▶ **TO BE DONE**:
List every line below containing "name".

-- Begin MATERIAL SUPPLIED --

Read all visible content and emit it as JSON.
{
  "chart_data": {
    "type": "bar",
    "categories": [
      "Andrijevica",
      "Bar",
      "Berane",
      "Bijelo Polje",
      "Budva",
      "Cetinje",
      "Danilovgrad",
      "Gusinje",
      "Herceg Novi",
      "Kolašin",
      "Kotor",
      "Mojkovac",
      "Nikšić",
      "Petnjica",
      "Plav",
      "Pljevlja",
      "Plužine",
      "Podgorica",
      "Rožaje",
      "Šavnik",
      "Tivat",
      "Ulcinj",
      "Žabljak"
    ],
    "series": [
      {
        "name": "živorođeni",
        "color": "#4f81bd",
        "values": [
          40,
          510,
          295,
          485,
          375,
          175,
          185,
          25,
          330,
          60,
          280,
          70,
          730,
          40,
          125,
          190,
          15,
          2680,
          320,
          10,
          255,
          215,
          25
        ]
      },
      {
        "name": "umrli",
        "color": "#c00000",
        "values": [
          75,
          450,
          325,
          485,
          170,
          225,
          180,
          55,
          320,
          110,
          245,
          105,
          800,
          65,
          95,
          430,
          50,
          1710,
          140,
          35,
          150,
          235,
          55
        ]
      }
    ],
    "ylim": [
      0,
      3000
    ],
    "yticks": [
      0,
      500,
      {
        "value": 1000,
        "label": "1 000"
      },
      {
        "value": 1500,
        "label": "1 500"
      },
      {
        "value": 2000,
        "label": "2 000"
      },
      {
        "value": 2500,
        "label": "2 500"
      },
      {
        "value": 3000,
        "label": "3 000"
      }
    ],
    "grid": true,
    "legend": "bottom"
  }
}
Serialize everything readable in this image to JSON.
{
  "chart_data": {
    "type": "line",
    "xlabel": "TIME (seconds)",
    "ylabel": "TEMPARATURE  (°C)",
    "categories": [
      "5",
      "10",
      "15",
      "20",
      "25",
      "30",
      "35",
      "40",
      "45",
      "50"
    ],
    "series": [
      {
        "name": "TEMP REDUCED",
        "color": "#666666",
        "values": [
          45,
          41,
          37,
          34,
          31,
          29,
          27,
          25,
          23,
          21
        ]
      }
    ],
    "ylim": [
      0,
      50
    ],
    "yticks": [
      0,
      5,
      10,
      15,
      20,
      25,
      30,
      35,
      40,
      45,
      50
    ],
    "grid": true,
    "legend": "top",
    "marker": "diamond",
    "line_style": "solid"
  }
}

-- End MATERIAL SUPPLIED --

▶ **EXPECTED OUTPUT**:
        "name": "živorođeni",
        "name": "umrli",
        "name": "TEMP REDUCED",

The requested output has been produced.